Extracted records

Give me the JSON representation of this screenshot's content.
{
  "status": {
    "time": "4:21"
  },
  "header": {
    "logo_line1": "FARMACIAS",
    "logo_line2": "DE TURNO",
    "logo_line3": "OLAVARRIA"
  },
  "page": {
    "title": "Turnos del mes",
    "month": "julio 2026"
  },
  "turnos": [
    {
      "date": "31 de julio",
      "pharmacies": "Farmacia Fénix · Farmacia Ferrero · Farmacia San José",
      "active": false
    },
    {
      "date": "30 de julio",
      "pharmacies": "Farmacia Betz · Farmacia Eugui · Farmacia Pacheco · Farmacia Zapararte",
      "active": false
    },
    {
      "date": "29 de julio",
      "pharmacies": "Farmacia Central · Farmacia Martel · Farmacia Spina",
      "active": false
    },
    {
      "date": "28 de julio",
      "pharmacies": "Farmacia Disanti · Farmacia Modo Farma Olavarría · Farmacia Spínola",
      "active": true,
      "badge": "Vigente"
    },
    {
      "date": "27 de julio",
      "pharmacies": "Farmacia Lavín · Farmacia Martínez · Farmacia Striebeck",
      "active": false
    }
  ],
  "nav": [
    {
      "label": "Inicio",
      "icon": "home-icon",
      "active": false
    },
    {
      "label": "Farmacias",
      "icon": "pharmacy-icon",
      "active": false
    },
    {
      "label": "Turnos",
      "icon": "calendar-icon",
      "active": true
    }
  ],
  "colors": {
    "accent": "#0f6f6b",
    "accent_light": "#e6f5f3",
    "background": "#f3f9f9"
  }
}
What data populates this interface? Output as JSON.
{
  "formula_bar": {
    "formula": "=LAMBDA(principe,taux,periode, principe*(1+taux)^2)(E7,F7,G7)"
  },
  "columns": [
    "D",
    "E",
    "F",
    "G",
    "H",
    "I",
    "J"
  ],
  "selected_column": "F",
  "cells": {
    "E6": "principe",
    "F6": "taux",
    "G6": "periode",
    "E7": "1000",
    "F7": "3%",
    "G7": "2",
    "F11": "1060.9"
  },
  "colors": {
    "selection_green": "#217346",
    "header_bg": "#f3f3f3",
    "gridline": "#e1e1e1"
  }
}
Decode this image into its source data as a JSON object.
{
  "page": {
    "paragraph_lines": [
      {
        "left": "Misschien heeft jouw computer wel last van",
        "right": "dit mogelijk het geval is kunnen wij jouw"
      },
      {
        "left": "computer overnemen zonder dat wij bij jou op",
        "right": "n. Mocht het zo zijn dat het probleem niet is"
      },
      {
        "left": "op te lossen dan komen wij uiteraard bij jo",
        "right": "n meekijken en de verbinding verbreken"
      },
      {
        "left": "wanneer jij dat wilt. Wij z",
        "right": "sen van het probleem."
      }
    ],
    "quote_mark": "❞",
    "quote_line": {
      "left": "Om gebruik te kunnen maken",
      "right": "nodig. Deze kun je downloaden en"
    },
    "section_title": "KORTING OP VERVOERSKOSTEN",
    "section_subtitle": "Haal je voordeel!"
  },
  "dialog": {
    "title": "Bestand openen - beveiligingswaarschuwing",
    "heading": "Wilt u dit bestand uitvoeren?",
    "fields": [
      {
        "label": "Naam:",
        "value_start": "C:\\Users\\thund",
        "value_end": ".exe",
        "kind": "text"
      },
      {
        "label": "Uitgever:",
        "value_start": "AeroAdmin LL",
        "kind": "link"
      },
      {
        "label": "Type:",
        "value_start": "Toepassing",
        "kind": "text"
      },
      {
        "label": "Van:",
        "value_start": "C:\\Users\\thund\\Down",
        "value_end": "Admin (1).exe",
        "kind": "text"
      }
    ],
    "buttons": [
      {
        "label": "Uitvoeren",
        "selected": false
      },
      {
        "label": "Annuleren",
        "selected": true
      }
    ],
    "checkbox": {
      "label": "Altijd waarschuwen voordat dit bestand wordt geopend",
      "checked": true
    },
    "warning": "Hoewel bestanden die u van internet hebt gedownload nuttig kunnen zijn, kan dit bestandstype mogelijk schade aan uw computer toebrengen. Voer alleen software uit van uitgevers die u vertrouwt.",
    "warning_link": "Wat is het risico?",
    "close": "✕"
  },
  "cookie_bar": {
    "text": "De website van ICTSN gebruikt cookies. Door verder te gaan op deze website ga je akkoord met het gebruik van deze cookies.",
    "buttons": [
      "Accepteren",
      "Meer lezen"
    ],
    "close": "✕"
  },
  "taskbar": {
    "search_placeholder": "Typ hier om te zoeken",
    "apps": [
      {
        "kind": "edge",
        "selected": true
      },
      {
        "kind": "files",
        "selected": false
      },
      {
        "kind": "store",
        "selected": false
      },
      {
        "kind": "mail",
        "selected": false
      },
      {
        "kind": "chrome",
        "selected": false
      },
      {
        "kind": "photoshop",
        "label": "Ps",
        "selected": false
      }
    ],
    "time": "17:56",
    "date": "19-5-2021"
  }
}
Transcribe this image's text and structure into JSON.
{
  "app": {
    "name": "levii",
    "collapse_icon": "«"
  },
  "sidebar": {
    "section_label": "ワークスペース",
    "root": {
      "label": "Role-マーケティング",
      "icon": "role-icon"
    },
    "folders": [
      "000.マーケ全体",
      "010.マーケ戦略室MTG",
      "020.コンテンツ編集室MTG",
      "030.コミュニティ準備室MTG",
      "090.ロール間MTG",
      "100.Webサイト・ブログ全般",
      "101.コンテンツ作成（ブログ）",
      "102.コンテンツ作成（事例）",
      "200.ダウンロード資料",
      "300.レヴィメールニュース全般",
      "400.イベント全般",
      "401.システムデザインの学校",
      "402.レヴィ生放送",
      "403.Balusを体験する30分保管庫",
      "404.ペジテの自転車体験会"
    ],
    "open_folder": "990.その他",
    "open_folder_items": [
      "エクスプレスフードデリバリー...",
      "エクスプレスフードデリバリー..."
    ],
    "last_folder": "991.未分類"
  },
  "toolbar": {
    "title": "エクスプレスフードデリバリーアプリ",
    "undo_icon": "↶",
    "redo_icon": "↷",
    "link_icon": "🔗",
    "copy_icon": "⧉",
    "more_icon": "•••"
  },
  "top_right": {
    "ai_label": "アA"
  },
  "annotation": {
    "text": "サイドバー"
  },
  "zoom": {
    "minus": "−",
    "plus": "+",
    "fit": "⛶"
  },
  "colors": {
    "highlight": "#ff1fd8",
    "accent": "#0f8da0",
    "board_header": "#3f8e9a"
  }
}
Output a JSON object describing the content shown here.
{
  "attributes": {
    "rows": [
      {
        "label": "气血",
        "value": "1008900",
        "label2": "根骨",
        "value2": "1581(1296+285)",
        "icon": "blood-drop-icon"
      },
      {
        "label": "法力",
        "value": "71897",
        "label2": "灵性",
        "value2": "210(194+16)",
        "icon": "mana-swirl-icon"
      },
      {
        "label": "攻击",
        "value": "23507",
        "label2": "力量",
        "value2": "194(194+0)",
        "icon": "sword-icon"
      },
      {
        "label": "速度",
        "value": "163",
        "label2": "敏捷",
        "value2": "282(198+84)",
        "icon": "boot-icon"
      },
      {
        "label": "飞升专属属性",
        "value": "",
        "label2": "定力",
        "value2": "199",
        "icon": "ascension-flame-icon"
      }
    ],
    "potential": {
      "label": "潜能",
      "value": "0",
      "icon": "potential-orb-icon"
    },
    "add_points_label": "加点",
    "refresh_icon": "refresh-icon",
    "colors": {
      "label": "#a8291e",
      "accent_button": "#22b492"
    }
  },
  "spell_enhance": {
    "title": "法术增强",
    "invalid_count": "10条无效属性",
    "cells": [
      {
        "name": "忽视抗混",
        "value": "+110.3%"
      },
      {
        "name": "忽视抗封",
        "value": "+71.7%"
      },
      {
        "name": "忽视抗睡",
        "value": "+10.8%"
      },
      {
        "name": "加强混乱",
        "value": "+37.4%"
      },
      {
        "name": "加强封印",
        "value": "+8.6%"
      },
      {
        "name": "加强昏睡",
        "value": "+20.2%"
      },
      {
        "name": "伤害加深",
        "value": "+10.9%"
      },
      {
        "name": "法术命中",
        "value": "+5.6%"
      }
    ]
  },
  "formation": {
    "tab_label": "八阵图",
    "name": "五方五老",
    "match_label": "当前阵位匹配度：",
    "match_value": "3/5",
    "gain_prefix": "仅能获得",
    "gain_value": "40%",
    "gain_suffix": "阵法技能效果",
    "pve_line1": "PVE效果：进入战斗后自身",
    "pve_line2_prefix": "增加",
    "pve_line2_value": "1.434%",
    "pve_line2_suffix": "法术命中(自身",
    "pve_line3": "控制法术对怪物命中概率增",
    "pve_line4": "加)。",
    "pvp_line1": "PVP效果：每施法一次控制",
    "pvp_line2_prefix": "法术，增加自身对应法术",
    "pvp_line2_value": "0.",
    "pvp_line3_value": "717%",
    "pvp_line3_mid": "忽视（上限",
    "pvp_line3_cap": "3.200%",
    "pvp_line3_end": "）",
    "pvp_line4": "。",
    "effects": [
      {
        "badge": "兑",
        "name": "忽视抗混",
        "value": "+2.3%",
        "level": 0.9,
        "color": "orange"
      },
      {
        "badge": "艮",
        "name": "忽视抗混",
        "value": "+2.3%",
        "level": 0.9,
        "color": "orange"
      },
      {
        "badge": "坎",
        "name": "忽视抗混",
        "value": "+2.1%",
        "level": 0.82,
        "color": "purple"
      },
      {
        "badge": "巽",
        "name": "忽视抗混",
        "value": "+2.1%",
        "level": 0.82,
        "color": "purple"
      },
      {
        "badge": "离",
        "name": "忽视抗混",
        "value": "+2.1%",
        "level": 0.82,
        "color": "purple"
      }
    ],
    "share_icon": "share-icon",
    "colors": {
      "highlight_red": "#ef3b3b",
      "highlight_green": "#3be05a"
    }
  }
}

▶ [What you need to do]: Looking at the material above, count the lines containing the string "julio" and reply with the count alone.

▶ [Solution to this task]: 6